Report only how many lines hold the word "value".

# DATASET ENTRIES start

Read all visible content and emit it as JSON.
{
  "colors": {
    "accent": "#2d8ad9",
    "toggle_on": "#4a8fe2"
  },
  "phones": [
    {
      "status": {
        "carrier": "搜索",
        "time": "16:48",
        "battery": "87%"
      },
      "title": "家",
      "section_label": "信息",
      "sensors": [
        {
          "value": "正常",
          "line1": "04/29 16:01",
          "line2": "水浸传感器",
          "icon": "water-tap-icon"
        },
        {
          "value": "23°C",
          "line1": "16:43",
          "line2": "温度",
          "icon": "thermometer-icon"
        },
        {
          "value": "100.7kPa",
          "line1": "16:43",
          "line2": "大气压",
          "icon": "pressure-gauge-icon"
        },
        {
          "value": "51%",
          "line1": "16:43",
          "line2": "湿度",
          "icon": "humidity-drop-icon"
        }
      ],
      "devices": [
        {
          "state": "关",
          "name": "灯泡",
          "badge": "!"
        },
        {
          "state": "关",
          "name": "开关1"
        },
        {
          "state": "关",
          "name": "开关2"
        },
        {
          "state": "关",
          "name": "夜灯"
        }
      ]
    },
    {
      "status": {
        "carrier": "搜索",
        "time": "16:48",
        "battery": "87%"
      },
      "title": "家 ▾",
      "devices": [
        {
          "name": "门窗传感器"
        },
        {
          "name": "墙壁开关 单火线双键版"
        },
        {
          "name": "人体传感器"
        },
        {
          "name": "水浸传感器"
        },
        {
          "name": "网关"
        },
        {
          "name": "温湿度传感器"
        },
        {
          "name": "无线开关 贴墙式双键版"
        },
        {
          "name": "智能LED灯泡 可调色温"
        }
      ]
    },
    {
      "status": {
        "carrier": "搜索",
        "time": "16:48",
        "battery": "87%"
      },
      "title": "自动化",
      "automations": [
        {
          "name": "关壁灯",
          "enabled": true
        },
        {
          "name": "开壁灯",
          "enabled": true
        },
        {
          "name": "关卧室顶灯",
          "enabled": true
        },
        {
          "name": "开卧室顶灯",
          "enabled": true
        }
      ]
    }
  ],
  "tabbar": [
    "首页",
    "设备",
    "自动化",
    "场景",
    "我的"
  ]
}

# DATASET ENTRIES end

FULL OUTPUT: 4